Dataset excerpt
[start]
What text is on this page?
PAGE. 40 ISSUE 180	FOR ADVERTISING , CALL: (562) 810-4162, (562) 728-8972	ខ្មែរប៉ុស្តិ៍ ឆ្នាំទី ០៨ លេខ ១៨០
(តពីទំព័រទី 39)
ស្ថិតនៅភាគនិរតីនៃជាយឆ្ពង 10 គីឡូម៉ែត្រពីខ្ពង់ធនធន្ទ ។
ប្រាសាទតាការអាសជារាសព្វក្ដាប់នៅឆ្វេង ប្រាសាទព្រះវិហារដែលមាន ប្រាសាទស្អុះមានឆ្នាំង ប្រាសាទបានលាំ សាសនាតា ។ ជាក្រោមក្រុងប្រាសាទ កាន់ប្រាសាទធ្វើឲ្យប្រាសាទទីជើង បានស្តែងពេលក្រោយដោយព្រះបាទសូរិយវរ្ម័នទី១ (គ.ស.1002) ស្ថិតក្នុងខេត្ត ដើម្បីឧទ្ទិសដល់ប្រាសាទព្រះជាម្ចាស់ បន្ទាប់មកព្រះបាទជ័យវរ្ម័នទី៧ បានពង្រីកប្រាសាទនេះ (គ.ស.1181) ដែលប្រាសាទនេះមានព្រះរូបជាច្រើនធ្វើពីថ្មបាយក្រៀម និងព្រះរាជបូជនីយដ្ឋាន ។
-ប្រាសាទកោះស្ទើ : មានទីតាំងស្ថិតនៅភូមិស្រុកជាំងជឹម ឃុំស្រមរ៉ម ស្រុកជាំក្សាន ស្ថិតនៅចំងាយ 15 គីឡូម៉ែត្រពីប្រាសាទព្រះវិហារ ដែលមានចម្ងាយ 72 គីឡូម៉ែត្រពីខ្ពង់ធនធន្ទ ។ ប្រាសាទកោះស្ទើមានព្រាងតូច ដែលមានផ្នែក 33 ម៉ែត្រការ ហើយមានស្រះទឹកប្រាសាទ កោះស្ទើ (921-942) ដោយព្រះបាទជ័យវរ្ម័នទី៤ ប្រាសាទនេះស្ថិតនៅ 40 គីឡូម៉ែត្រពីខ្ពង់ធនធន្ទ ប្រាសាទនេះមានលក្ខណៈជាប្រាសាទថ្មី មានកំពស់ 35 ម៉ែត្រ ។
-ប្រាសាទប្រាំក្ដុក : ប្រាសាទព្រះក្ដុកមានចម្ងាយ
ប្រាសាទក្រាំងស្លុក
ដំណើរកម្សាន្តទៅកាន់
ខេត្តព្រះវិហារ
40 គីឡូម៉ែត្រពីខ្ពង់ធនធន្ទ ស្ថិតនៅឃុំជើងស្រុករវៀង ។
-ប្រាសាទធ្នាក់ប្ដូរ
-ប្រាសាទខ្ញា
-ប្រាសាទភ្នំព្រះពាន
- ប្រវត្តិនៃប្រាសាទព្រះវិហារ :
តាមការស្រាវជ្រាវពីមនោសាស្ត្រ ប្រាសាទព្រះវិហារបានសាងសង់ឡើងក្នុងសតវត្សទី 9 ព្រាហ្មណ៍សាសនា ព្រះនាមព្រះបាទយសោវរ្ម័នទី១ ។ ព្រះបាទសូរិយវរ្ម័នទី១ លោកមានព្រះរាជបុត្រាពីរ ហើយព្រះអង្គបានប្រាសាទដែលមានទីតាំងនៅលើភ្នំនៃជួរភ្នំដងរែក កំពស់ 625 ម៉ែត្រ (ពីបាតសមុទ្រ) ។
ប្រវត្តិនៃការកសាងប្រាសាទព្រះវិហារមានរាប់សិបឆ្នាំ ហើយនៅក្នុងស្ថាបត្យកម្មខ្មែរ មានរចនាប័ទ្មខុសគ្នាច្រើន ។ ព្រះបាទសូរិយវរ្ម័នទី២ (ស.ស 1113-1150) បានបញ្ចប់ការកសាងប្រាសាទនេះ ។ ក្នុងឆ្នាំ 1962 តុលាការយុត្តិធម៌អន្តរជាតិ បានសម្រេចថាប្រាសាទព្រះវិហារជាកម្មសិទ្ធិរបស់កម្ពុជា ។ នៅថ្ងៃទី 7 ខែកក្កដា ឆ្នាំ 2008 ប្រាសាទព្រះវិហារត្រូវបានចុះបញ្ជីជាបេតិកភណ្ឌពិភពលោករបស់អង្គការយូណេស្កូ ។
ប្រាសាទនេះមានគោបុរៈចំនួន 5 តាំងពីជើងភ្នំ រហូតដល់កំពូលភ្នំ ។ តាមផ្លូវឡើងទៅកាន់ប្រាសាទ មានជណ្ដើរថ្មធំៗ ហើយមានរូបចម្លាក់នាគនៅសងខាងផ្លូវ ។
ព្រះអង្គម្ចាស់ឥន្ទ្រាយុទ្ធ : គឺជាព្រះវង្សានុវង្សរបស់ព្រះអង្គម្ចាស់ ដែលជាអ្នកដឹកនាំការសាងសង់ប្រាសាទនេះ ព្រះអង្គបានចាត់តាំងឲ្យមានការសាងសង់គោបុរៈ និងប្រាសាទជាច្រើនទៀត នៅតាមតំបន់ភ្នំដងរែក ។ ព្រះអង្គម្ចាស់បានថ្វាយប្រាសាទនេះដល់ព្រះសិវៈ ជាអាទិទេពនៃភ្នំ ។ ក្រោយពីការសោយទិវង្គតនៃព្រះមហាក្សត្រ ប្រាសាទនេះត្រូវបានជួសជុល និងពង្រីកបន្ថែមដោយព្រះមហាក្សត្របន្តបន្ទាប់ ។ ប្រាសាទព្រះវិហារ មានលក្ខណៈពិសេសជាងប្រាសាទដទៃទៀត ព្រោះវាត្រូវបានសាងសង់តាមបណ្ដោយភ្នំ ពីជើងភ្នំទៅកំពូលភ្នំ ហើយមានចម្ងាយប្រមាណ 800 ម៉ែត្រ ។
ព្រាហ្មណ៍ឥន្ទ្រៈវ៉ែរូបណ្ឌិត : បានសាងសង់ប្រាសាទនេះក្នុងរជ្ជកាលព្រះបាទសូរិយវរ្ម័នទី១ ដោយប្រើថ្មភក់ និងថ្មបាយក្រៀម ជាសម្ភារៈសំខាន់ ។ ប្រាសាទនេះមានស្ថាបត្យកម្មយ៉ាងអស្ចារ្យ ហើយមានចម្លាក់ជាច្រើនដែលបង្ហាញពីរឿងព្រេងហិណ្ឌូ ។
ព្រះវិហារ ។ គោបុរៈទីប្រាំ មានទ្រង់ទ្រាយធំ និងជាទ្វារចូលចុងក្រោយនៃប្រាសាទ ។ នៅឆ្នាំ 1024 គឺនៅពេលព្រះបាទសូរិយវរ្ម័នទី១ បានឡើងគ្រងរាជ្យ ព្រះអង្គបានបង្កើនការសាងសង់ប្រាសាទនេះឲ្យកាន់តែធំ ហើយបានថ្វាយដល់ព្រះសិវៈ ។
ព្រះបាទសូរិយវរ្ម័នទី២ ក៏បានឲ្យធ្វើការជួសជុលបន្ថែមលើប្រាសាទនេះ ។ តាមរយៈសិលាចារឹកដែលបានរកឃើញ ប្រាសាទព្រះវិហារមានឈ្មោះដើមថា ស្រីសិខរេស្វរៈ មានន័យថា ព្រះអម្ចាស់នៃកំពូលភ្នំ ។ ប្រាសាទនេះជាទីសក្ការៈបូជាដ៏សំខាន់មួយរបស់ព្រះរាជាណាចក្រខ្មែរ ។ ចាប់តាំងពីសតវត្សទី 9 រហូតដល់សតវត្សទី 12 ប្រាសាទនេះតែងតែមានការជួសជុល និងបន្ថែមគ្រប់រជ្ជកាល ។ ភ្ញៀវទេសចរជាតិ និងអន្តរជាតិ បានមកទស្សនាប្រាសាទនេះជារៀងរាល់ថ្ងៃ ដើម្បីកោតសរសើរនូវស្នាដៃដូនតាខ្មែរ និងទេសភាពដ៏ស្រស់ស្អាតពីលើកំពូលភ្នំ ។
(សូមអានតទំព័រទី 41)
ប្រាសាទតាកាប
[end]
# Given exercise
Copy out each line of the records where the string "ធនធន" appears.

# The answer
ស្ថិតនៅភាគនិរតីនៃជាយឆ្ពង 10 គីឡូម៉ែត្រពីខ្ពង់ធនធន្ទ ។
-ប្រាសាទកោះស្ទើ : មានទីតាំងស្ថិតនៅភូមិស្រុកជាំងជឹម ឃុំស្រមរ៉ម ស្រុកជាំក្សាន ស្ថិតនៅចំងាយ 15 គីឡូម៉ែត្រពីប្រាសាទព្រះវិហារ ដែលមានចម្ងាយ 72 គីឡូម៉ែត្រពីខ្ពង់ធនធន្ទ ។ ប្រាសាទកោះស្ទើមានព្រាងតូច ដែលមានផ្នែក 33 ម៉ែត្រការ ហើយមានស្រះទឹកប្រាសាទ កោះស្ទើ (921-942) ដោយព្រះបាទជ័យវរ្ម័នទី៤ ប្រាសាទនេះស្ថិតនៅ 40 គីឡូម៉ែត្រពីខ្ពង់ធនធន្ទ ប្រាសាទនេះមានលក្ខណៈជាប្រាសាទថ្មី មានកំពស់ 35 ម៉ែត្រ ។
40 គីឡូម៉ែត្រពីខ្ពង់ធនធន្ទ ស្ថិតនៅឃុំជើងស្រុករវៀង ។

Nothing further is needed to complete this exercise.